-- start of Material for the task --
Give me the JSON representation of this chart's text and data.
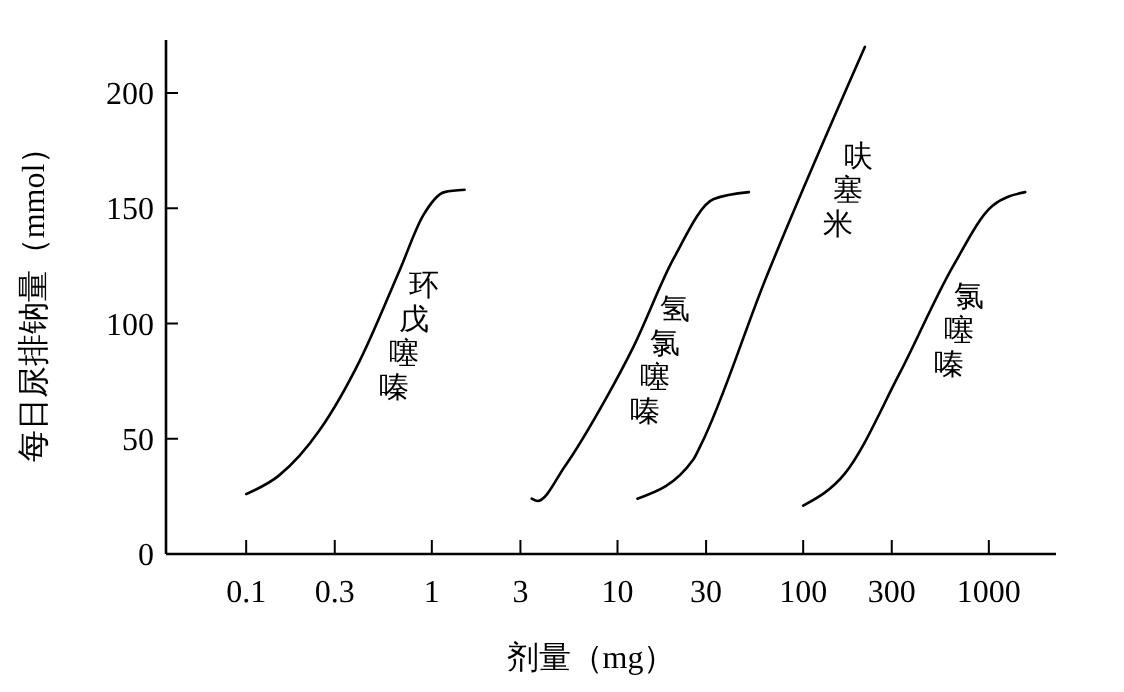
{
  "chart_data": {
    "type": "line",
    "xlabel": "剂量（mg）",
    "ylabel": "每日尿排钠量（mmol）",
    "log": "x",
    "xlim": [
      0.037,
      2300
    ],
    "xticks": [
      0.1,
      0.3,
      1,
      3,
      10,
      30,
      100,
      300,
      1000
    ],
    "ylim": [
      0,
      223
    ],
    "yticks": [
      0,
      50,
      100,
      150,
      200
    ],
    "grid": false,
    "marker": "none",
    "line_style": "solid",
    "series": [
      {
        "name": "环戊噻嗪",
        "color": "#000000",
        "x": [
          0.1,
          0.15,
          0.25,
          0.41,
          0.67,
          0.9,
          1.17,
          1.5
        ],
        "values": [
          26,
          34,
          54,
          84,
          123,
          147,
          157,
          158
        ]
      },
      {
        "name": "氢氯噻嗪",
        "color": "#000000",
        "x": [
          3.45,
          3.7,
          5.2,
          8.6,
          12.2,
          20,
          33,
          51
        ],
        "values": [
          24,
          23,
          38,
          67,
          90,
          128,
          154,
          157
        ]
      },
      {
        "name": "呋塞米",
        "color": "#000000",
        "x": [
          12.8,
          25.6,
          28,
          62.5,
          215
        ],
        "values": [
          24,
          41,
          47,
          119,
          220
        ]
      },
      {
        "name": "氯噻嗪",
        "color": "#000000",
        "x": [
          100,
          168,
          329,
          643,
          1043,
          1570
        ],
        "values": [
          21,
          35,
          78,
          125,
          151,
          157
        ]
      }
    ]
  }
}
-- end of Material for the task --
**Exercise goal:** Set the data above down again exactly as given, with no pictures.

**Worked solution:**
Give me the JSON representation of this chart's text and data.
{
  "chart_data": {
    "type": "line",
    "xlabel": "剂量（mg）",
    "ylabel": "每日尿排钠量（mmol）",
    "log": "x",
    "xlim": [
      0.037,
      2300
    ],
    "xticks": [
      0.1,
      0.3,
      1,
      3,
      10,
      30,
      100,
      300,
      1000
    ],
    "ylim": [
      0,
      223
    ],
    "yticks": [
      0,
      50,
      100,
      150,
      200
    ],
    "grid": false,
    "marker": "none",
    "line_style": "solid",
    "series": [
      {
        "name": "环戊噻嗪",
        "color": "#000000",
        "x": [
          0.1,
          0.15,
          0.25,
          0.41,
          0.67,
          0.9,
          1.17,
          1.5
        ],
        "values": [
          26,
          34,
          54,
          84,
          123,
          147,
          157,
          158
        ]
      },
      {
        "name": "氢氯噻嗪",
        "color": "#000000",
        "x": [
          3.45,
          3.7,
          5.2,
          8.6,
          12.2,
          20,
          33,
          51
        ],
        "values": [
          24,
          23,
          38,
          67,
          90,
          128,
          154,
          157
        ]
      },
      {
        "name": "呋塞米",
        "color": "#000000",
        "x": [
          12.8,
          25.6,
          28,
          62.5,
          215
        ],
        "values": [
          24,
          41,
          47,
          119,
          220
        ]
      },
      {
        "name": "氯噻嗪",
        "color": "#000000",
        "x": [
          100,
          168,
          329,
          643,
          1043,
          1570
        ],
        "values": [
          21,
          35,
          78,
          125,
          151,
          157
        ]
      }
    ]
  }
}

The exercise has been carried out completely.